### Kutipan Teks
---

Saya percaya, semua hal terjadi karena kehendak-Nya. Mungkin saja, di hari-hari saya yang lalu Allah memang sengaja membuat saya lupa dengan keinginan saya mendownload video “Isyfa’lana”, karena saya akan membutuhkannya pada masa yang akan datang, 2 Desember. Mengapa 2 Desember? Karena pada hari itu, mungkin saja, satu keajaiban (pemandangan #AksiSuperDamai212) saja tidak cukup menyadarkan saya, saya butuh dua keajaiban agar saya kembali sadar untuk menggantungkan segala urusan kepada-Nya. Jadi ketika saya lupa untuk download video itu, saya tidak benar-benar kehilangan kesempatan itu, namun kesempatan itu memang sengaja dialihkan di lain waktu. Saya menyadari bahwa kebingungan saya selama ini terbentuk karena saya tidak yakin dapat melaluinya, padahal akan selalu ada Allah yang senantiasa menemani, tempat menggantungkan segala urusan dan harapan. Selalu ada Allah untuk menjalani semua hal dengan baik-baik saja. Pada akhirnya saya menyadari, rencana Allah pasti adalah yang terbaik, dan akan selalu dan pasti terasa indah pada waktunya.

---

### Data yang Disediakan
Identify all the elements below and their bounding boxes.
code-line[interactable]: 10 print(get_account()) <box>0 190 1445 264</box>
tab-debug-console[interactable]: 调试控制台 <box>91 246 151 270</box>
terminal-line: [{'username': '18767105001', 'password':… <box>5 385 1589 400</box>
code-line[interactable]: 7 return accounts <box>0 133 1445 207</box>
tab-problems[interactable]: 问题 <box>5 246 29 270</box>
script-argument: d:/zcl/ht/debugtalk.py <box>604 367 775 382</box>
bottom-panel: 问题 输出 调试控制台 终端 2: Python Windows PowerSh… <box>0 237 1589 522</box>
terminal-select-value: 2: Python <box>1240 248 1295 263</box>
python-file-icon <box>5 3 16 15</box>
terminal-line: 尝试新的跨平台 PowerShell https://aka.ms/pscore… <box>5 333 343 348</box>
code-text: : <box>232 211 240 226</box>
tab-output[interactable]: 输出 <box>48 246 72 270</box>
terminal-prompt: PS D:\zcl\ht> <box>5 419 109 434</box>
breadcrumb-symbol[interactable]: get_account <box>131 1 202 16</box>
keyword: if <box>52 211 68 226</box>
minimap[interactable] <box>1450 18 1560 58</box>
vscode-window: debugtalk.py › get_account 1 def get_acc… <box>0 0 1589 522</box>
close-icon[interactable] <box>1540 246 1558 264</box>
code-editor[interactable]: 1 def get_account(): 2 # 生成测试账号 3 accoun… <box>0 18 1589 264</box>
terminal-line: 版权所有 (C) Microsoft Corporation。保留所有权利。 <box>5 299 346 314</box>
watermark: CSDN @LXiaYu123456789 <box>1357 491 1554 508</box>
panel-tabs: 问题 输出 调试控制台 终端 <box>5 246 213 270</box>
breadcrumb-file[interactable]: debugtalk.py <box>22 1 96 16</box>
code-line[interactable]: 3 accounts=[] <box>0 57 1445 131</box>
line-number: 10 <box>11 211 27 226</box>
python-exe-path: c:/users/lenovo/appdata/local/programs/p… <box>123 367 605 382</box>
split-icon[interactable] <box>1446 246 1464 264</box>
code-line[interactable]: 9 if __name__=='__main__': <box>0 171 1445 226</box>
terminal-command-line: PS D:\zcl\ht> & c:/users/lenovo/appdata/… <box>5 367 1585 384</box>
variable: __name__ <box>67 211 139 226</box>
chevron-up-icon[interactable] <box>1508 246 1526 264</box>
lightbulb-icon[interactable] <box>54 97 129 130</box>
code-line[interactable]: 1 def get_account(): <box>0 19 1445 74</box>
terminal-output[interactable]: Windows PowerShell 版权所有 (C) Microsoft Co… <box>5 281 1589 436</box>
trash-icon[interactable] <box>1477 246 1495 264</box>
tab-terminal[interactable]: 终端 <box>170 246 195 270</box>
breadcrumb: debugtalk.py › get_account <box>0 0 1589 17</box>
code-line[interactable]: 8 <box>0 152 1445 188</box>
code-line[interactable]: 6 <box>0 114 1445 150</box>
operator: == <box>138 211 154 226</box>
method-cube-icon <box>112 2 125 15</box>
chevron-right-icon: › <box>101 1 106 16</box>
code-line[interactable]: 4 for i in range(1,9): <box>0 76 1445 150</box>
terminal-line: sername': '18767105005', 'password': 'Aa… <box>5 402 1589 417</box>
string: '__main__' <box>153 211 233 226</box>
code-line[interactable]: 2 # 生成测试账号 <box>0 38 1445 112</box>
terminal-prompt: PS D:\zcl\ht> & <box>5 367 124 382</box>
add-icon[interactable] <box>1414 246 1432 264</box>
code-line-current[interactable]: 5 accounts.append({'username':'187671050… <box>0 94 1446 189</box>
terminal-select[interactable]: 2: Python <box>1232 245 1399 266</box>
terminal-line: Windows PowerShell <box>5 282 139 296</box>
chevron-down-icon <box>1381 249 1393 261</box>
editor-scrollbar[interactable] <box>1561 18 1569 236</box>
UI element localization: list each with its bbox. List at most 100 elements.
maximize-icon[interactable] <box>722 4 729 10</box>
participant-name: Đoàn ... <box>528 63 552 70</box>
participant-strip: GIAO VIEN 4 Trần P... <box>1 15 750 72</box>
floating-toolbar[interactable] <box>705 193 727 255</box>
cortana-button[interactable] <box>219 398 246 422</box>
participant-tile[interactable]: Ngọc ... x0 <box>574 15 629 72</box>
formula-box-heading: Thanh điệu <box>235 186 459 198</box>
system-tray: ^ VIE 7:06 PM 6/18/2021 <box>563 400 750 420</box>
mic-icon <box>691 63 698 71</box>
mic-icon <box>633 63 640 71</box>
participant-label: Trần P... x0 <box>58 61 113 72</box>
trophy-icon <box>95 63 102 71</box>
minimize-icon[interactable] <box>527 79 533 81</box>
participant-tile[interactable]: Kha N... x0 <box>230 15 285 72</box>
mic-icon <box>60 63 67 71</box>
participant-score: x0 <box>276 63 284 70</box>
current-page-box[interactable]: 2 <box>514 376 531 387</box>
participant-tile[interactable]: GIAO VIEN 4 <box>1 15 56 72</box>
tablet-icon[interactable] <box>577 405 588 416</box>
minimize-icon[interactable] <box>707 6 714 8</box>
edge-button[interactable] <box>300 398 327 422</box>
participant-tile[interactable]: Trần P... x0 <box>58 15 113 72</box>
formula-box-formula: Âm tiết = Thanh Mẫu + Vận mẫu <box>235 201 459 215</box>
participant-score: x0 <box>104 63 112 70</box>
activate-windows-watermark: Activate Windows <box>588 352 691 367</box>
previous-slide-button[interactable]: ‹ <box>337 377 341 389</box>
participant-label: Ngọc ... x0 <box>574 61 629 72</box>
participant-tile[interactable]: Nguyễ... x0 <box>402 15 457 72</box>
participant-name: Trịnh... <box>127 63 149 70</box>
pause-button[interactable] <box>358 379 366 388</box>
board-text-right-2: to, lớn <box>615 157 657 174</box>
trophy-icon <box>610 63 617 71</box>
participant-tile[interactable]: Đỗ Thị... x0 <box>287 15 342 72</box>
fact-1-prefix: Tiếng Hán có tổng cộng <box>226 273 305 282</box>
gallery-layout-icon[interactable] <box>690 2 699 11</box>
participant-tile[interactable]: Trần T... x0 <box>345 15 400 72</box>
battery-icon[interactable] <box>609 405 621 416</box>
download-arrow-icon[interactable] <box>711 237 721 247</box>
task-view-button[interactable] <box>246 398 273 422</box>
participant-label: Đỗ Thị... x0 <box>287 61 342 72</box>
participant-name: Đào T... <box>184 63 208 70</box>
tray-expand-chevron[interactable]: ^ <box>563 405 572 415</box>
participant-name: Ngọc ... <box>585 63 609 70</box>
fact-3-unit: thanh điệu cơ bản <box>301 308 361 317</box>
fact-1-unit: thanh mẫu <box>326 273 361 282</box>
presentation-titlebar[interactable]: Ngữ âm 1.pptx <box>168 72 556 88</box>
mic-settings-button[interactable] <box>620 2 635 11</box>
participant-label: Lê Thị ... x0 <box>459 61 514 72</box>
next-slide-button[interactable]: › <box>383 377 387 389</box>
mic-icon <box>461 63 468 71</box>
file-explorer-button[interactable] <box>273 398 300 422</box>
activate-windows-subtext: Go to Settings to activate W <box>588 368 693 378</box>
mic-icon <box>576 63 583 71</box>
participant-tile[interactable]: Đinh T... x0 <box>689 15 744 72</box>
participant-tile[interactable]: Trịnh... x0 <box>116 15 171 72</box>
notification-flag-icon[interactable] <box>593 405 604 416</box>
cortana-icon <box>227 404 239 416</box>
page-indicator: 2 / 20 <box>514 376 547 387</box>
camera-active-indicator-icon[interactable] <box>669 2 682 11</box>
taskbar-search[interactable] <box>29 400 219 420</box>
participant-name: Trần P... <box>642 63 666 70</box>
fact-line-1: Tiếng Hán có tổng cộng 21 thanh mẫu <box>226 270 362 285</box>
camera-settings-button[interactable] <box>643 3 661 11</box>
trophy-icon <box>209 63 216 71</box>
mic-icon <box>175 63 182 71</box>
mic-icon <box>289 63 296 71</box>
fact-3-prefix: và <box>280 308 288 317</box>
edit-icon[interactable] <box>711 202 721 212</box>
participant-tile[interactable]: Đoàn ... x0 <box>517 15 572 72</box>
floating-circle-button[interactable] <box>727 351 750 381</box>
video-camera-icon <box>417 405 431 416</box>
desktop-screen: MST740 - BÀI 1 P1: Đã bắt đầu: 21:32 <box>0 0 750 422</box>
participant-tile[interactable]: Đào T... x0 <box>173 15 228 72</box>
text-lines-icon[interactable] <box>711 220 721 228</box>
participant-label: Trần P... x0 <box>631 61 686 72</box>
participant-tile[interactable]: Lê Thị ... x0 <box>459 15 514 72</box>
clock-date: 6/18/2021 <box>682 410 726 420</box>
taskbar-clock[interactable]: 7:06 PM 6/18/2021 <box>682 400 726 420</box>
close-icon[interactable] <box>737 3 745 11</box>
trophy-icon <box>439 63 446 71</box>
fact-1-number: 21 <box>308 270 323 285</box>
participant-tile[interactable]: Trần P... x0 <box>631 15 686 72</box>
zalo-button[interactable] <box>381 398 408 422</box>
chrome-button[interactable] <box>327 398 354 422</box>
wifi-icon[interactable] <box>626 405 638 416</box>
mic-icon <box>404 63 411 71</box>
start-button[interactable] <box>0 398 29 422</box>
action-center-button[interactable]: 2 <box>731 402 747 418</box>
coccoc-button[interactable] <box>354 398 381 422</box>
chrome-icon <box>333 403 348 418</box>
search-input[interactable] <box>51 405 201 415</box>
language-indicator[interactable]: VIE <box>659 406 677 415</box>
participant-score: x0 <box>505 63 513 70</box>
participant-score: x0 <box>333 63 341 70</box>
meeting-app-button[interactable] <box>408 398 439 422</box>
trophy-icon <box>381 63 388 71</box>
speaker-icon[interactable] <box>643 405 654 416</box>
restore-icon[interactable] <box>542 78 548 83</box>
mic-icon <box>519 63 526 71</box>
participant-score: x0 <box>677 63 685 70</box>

---

### Petunjuk Latihan
Lanjutkan kutipan teks tentang keyakinan pada rencana Allah, mulai setelah kalimat terakhirnya.

### Jawaban Tertulis
Dan keesokan harinya, saya dan Yuli, teman sekamar saya yang satu lagi, menonton film “Bulan Terbelah di Langit Amerika”. Ini juga yang pertama kali bagi saya menonton film itu. Satu lagi keajaiban ditunjukkan kepada saya. Saya tidak tahu mengapa. Namun saya percaya, keajaiban yang terakhir bisa jadi adalah sebuah penguat bagi kesadaran-kesadaran yang muncul pada diri saya semalam.

Ya Allah, berilah ampunan kepadaku atas kesalahan-kesalahanku, kobodohanku, serta sikap berlebihanku dalam urusanku, dan dari segala sesuatu yang Engkau lebih mengetahuinya daripada diriku. Ya Allah, berikanlah ampunan kepadaku atas canda dan keseriusanku, kekeliruanku dan kesengajaanku, dan segala yang ada pada diriku.” (HR. Bukhari)

Malang, 4 Desember 2016.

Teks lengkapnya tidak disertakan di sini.